Set problem -
Each line that includes the string "name" counts once; give the total and nothing else.

Record excerpts -
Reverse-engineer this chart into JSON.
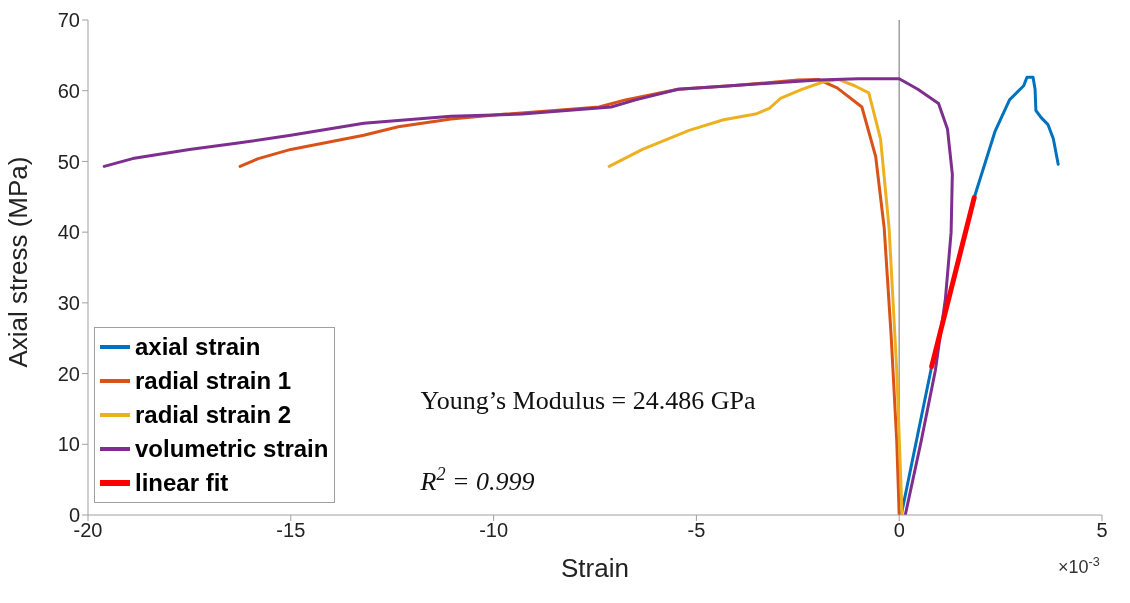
{
  "chart_data": {
    "type": "line",
    "xlabel": "Strain",
    "ylabel": "Axial stress (MPa)",
    "xlim": [
      -20,
      5
    ],
    "xticks": [
      -20,
      -15,
      -10,
      -5,
      0,
      5
    ],
    "ylim": [
      0,
      70
    ],
    "yticks": [
      0,
      10,
      20,
      30,
      40,
      50,
      60,
      70
    ],
    "grid": false,
    "legend": "bottom left",
    "marker": "none",
    "line_style": "solid",
    "ref_lines": [
      {
        "axis": "x",
        "value": 0,
        "color": "#a0a0a0"
      }
    ],
    "annotations": [
      "Young’s Modulus = 24.486 GPa",
      "R$^{2}$ = 0.999",
      "×10$^{-3}$"
    ],
    "series": [
      {
        "name": "axial strain",
        "color": "#0072bd",
        "x": [
          0.05,
          0.8,
          1.85,
          2.36,
          2.72,
          3.07,
          3.15,
          3.3,
          3.35,
          3.37,
          3.5,
          3.67,
          3.8,
          3.92
        ],
        "values": [
          0,
          21,
          44.9,
          54.2,
          58.7,
          60.7,
          61.9,
          61.9,
          60.2,
          57.2,
          56.2,
          55.2,
          53.2,
          49.6
        ]
      },
      {
        "name": "radial strain 1",
        "color": "#d95319",
        "x": [
          -16.25,
          -15.8,
          -15,
          -13.2,
          -12.35,
          -11.05,
          -9.7,
          -8.5,
          -7.4,
          -6.75,
          -5.45,
          -4.15,
          -2.5,
          -2,
          -1.53,
          -0.92,
          -0.58,
          -0.37,
          -0.2,
          -0.06,
          0
        ],
        "values": [
          49.3,
          50.4,
          51.7,
          53.7,
          54.9,
          56,
          56.7,
          57.2,
          57.7,
          58.7,
          60.2,
          60.7,
          61.5,
          61.6,
          60.4,
          57.7,
          50.7,
          40.6,
          25.5,
          10.4,
          0
        ]
      },
      {
        "name": "radial strain 2",
        "color": "#edb120",
        "x": [
          -7.15,
          -6.33,
          -5.18,
          -4.33,
          -3.54,
          -3.2,
          -2.93,
          -2.4,
          -1.9,
          -1.5,
          -1.1,
          -0.75,
          -0.46,
          -0.25,
          -0.06,
          0.07
        ],
        "values": [
          49.3,
          51.7,
          54.4,
          55.9,
          56.7,
          57.5,
          58.9,
          60.2,
          61.2,
          61.6,
          60.7,
          59.7,
          53.2,
          40.6,
          20.4,
          0
        ]
      },
      {
        "name": "volumetric strain",
        "color": "#7e2f8e",
        "x": [
          -19.6,
          -18.9,
          -17.5,
          -16.3,
          -15,
          -13.2,
          -11.05,
          -9.3,
          -7.1,
          -6.5,
          -5.45,
          -4.15,
          -2,
          -1,
          0,
          0.46,
          0.97,
          1.19,
          1.31,
          1.28,
          1.14,
          0.89,
          0.54,
          0.15
        ],
        "values": [
          49.3,
          50.4,
          51.7,
          52.6,
          53.7,
          55.4,
          56.4,
          56.7,
          57.7,
          58.7,
          60.2,
          60.7,
          61.5,
          61.7,
          61.7,
          60.2,
          58.2,
          54.6,
          48.2,
          40,
          30.6,
          20.4,
          10.4,
          0
        ]
      },
      {
        "name": "linear fit",
        "color": "#ff0000",
        "x": [
          0.8,
          1.85
        ],
        "values": [
          21,
          44.9
        ]
      }
    ]
  }
}
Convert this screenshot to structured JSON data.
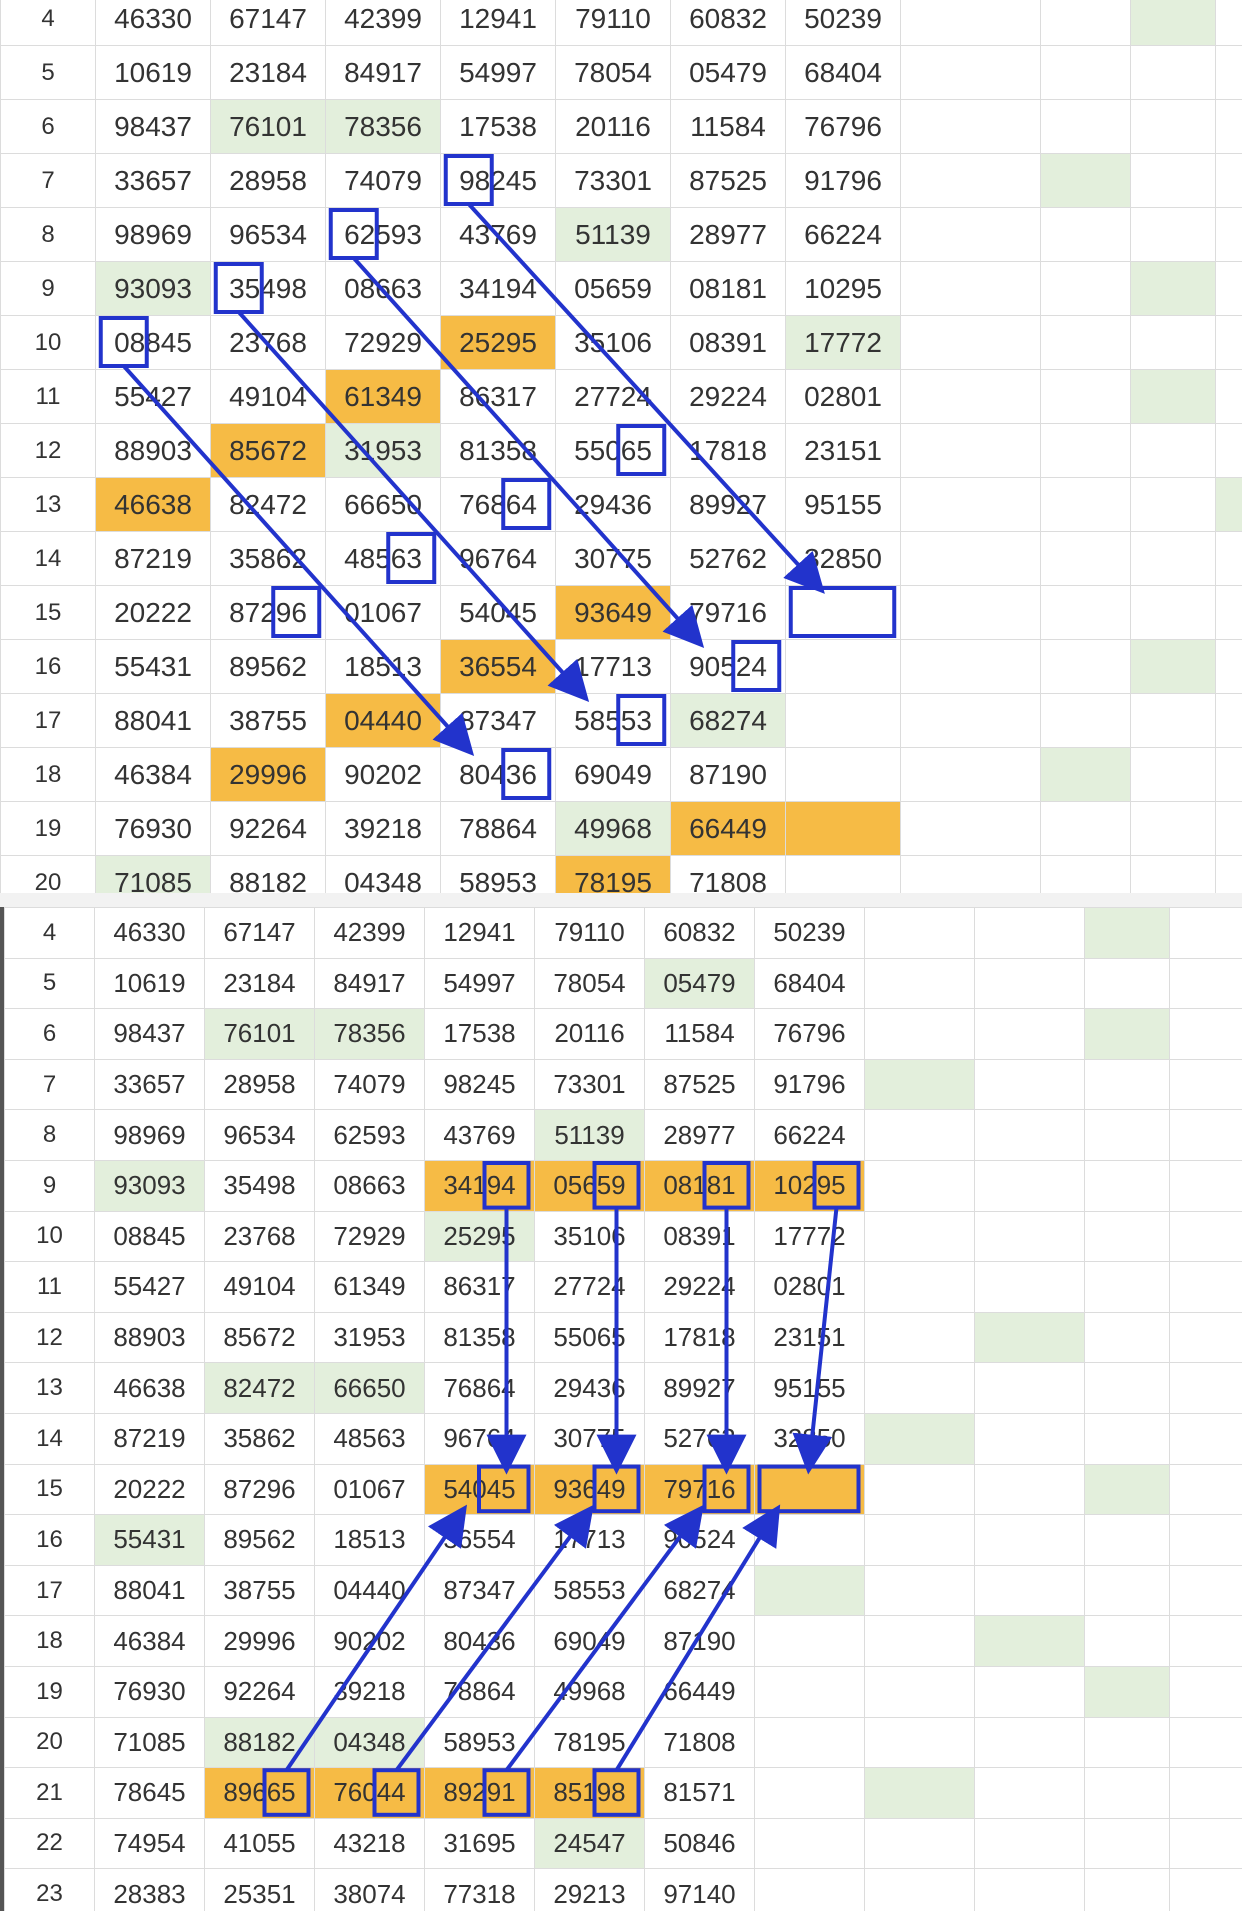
{
  "screens": [
    {
      "rows": [
        {
          "n": "4",
          "c": [
            "46330",
            "67147",
            "42399",
            "12941",
            "79110",
            "60832",
            "50239"
          ]
        },
        {
          "n": "5",
          "c": [
            "10619",
            "23184",
            "84917",
            "54997",
            "78054",
            "05479",
            "68404"
          ]
        },
        {
          "n": "6",
          "c": [
            "98437",
            "76101",
            "78356",
            "17538",
            "20116",
            "11584",
            "76796"
          ]
        },
        {
          "n": "7",
          "c": [
            "33657",
            "28958",
            "74079",
            "98245",
            "73301",
            "87525",
            "91796"
          ]
        },
        {
          "n": "8",
          "c": [
            "98969",
            "96534",
            "62593",
            "43769",
            "51139",
            "28977",
            "66224"
          ]
        },
        {
          "n": "9",
          "c": [
            "93093",
            "35498",
            "08663",
            "34194",
            "05659",
            "08181",
            "10295"
          ]
        },
        {
          "n": "10",
          "c": [
            "08845",
            "23768",
            "72929",
            "25295",
            "35106",
            "08391",
            "17772"
          ]
        },
        {
          "n": "11",
          "c": [
            "55427",
            "49104",
            "61349",
            "86317",
            "27724",
            "29224",
            "02801"
          ]
        },
        {
          "n": "12",
          "c": [
            "88903",
            "85672",
            "31953",
            "81358",
            "55065",
            "17818",
            "23151"
          ]
        },
        {
          "n": "13",
          "c": [
            "46638",
            "82472",
            "66650",
            "76864",
            "29436",
            "89927",
            "95155"
          ]
        },
        {
          "n": "14",
          "c": [
            "87219",
            "35862",
            "48563",
            "96764",
            "30775",
            "52762",
            "32850"
          ]
        },
        {
          "n": "15",
          "c": [
            "20222",
            "87296",
            "01067",
            "54045",
            "93649",
            "79716",
            ""
          ]
        },
        {
          "n": "16",
          "c": [
            "55431",
            "89562",
            "18513",
            "36554",
            "17713",
            "90524",
            ""
          ]
        },
        {
          "n": "17",
          "c": [
            "88041",
            "38755",
            "04440",
            "87347",
            "58553",
            "68274",
            ""
          ]
        },
        {
          "n": "18",
          "c": [
            "46384",
            "29996",
            "90202",
            "80436",
            "69049",
            "87190",
            ""
          ]
        },
        {
          "n": "19",
          "c": [
            "76930",
            "92264",
            "39218",
            "78864",
            "49968",
            "66449",
            ""
          ]
        },
        {
          "n": "20",
          "c": [
            "71085",
            "88182",
            "04348",
            "58953",
            "78195",
            "71808",
            ""
          ]
        }
      ]
    },
    {
      "rows": [
        {
          "n": "4",
          "c": [
            "46330",
            "67147",
            "42399",
            "12941",
            "79110",
            "60832",
            "50239"
          ]
        },
        {
          "n": "5",
          "c": [
            "10619",
            "23184",
            "84917",
            "54997",
            "78054",
            "05479",
            "68404"
          ]
        },
        {
          "n": "6",
          "c": [
            "98437",
            "76101",
            "78356",
            "17538",
            "20116",
            "11584",
            "76796"
          ]
        },
        {
          "n": "7",
          "c": [
            "33657",
            "28958",
            "74079",
            "98245",
            "73301",
            "87525",
            "91796"
          ]
        },
        {
          "n": "8",
          "c": [
            "98969",
            "96534",
            "62593",
            "43769",
            "51139",
            "28977",
            "66224"
          ]
        },
        {
          "n": "9",
          "c": [
            "93093",
            "35498",
            "08663",
            "34194",
            "05659",
            "08181",
            "10295"
          ]
        },
        {
          "n": "10",
          "c": [
            "08845",
            "23768",
            "72929",
            "25295",
            "35106",
            "08391",
            "17772"
          ]
        },
        {
          "n": "11",
          "c": [
            "55427",
            "49104",
            "61349",
            "86317",
            "27724",
            "29224",
            "02801"
          ]
        },
        {
          "n": "12",
          "c": [
            "88903",
            "85672",
            "31953",
            "81358",
            "55065",
            "17818",
            "23151"
          ]
        },
        {
          "n": "13",
          "c": [
            "46638",
            "82472",
            "66650",
            "76864",
            "29436",
            "89927",
            "95155"
          ]
        },
        {
          "n": "14",
          "c": [
            "87219",
            "35862",
            "48563",
            "96764",
            "30775",
            "52762",
            "32850"
          ]
        },
        {
          "n": "15",
          "c": [
            "20222",
            "87296",
            "01067",
            "54045",
            "93649",
            "79716",
            ""
          ]
        },
        {
          "n": "16",
          "c": [
            "55431",
            "89562",
            "18513",
            "36554",
            "17713",
            "90524",
            ""
          ]
        },
        {
          "n": "17",
          "c": [
            "88041",
            "38755",
            "04440",
            "87347",
            "58553",
            "68274",
            ""
          ]
        },
        {
          "n": "18",
          "c": [
            "46384",
            "29996",
            "90202",
            "80436",
            "69049",
            "87190",
            ""
          ]
        },
        {
          "n": "19",
          "c": [
            "76930",
            "92264",
            "39218",
            "78864",
            "49968",
            "66449",
            ""
          ]
        },
        {
          "n": "20",
          "c": [
            "71085",
            "88182",
            "04348",
            "58953",
            "78195",
            "71808",
            ""
          ]
        },
        {
          "n": "21",
          "c": [
            "78645",
            "89665",
            "76044",
            "89291",
            "85198",
            "81571",
            ""
          ]
        },
        {
          "n": "22",
          "c": [
            "74954",
            "41055",
            "43218",
            "31695",
            "24547",
            "50846",
            ""
          ]
        },
        {
          "n": "23",
          "c": [
            "28383",
            "25351",
            "38074",
            "77318",
            "29213",
            "97140",
            ""
          ]
        }
      ]
    }
  ],
  "colors": {
    "highlight": "#f6bb45",
    "shade": "#e3efdc",
    "arrow": "#2233cc",
    "rownum": "#3a5fcd"
  }
}
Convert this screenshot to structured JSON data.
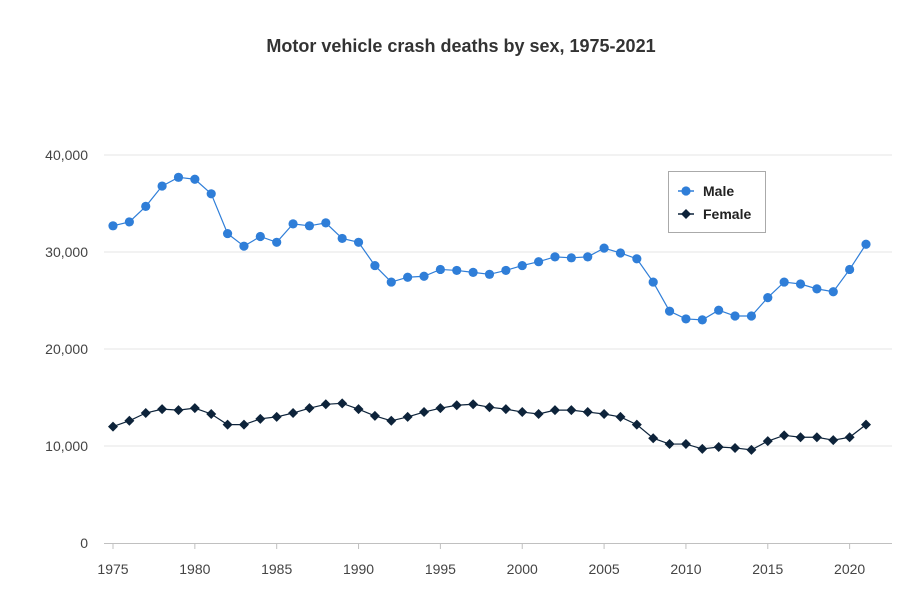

Output for this task -
5